**Stated goal**
Give every line of the material again, exactly as written.

**Input data**
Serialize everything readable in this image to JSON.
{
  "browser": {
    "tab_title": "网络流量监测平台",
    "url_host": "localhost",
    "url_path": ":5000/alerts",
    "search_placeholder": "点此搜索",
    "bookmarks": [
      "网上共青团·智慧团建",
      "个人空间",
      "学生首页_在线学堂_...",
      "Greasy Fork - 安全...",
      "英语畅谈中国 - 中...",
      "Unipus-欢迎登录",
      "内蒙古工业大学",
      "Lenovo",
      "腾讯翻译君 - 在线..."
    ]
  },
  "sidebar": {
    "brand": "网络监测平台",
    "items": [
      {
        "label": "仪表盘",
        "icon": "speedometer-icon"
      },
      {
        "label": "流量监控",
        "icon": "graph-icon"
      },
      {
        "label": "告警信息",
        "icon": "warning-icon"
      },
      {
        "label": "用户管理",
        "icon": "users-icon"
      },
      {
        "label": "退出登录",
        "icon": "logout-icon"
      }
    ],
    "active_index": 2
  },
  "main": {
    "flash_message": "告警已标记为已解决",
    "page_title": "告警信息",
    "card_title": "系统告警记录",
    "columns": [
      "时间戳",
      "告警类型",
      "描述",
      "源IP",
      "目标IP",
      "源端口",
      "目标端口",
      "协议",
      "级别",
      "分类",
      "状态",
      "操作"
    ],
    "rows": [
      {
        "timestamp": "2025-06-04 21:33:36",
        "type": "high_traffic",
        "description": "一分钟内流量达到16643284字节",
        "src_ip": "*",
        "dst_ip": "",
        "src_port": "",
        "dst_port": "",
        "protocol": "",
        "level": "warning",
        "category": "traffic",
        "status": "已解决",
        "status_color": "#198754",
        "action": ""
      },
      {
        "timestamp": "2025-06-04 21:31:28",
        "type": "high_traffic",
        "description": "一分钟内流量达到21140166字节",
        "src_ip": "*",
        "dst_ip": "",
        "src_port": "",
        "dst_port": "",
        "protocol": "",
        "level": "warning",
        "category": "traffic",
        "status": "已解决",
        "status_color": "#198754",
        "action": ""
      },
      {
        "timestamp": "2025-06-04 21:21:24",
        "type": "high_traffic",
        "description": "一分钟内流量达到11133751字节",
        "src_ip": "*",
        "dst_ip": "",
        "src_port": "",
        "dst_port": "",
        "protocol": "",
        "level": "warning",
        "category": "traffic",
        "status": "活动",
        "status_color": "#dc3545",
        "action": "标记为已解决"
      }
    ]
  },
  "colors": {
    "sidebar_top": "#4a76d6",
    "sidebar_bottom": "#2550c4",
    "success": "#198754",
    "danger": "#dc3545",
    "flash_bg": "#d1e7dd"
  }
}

**Final result**
Serialize everything readable in this image to JSON.
{
  "browser": {
    "tab_title": "网络流量监测平台",
    "url_host": "localhost",
    "url_path": ":5000/alerts",
    "search_placeholder": "点此搜索",
    "bookmarks": [
      "网上共青团·智慧团建",
      "个人空间",
      "学生首页_在线学堂_...",
      "Greasy Fork - 安全...",
      "英语畅谈中国 - 中...",
      "Unipus-欢迎登录",
      "内蒙古工业大学",
      "Lenovo",
      "腾讯翻译君 - 在线..."
    ]
  },
  "sidebar": {
    "brand": "网络监测平台",
    "items": [
      {
        "label": "仪表盘",
        "icon": "speedometer-icon"
      },
      {
        "label": "流量监控",
        "icon": "graph-icon"
      },
      {
        "label": "告警信息",
        "icon": "warning-icon"
      },
      {
        "label": "用户管理",
        "icon": "users-icon"
      },
      {
        "label": "退出登录",
        "icon": "logout-icon"
      }
    ],
    "active_index": 2
  },
  "main": {
    "flash_message": "告警已标记为已解决",
    "page_title": "告警信息",
    "card_title": "系统告警记录",
    "columns": [
      "时间戳",
      "告警类型",
      "描述",
      "源IP",
      "目标IP",
      "源端口",
      "目标端口",
      "协议",
      "级别",
      "分类",
      "状态",
      "操作"
    ],
    "rows": [
      {
        "timestamp": "2025-06-04 21:33:36",
        "type": "high_traffic",
        "description": "一分钟内流量达到16643284字节",
        "src_ip": "*",
        "dst_ip": "",
        "src_port": "",
        "dst_port": "",
        "protocol": "",
        "level": "warning",
        "category": "traffic",
        "status": "已解决",
        "status_color": "#198754",
        "action": ""
      },
      {
        "timestamp": "2025-06-04 21:31:28",
        "type": "high_traffic",
        "description": "一分钟内流量达到21140166字节",
        "src_ip": "*",
        "dst_ip": "",
        "src_port": "",
        "dst_port": "",
        "protocol": "",
        "level": "warning",
        "category": "traffic",
        "status": "已解决",
        "status_color": "#198754",
        "action": ""
      },
      {
        "timestamp": "2025-06-04 21:21:24",
        "type": "high_traffic",
        "description": "一分钟内流量达到11133751字节",
        "src_ip": "*",
        "dst_ip": "",
        "src_port": "",
        "dst_port": "",
        "protocol": "",
        "level": "warning",
        "category": "traffic",
        "status": "活动",
        "status_color": "#dc3545",
        "action": "标记为已解决"
      }
    ]
  },
  "colors": {
    "sidebar_top": "#4a76d6",
    "sidebar_bottom": "#2550c4",
    "success": "#198754",
    "danger": "#dc3545",
    "flash_bg": "#d1e7dd"
  }
}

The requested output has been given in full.